- [THE DATA]
──────────

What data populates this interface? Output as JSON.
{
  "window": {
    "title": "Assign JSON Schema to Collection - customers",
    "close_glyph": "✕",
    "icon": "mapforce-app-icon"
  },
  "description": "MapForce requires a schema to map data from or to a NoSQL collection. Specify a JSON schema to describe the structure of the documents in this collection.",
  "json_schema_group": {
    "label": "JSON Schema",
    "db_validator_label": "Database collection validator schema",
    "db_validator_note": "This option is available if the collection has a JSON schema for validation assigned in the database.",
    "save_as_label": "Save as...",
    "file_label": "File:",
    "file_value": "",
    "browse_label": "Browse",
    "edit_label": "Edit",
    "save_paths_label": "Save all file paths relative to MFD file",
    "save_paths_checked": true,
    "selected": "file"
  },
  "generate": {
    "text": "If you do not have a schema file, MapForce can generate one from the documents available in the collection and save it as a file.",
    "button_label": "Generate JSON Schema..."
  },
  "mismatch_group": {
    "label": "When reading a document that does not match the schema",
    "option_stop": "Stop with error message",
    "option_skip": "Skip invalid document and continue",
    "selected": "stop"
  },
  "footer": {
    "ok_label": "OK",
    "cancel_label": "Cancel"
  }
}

──────────

- [WRITTEN REQUEST]
Each entry is to be returned in full, character for character.

- [THE REPLY]
What data populates this interface? Output as JSON.
{
  "window": {
    "title": "Assign JSON Schema to Collection - customers",
    "close_glyph": "✕",
    "icon": "mapforce-app-icon"
  },
  "description": "MapForce requires a schema to map data from or to a NoSQL collection. Specify a JSON schema to describe the structure of the documents in this collection.",
  "json_schema_group": {
    "label": "JSON Schema",
    "db_validator_label": "Database collection validator schema",
    "db_validator_note": "This option is available if the collection has a JSON schema for validation assigned in the database.",
    "save_as_label": "Save as...",
    "file_label": "File:",
    "file_value": "",
    "browse_label": "Browse",
    "edit_label": "Edit",
    "save_paths_label": "Save all file paths relative to MFD file",
    "save_paths_checked": true,
    "selected": "file"
  },
  "generate": {
    "text": "If you do not have a schema file, MapForce can generate one from the documents available in the collection and save it as a file.",
    "button_label": "Generate JSON Schema..."
  },
  "mismatch_group": {
    "label": "When reading a document that does not match the schema",
    "option_stop": "Stop with error message",
    "option_skip": "Skip invalid document and continue",
    "selected": "stop"
  },
  "footer": {
    "ok_label": "OK",
    "cancel_label": "Cancel"
  }
}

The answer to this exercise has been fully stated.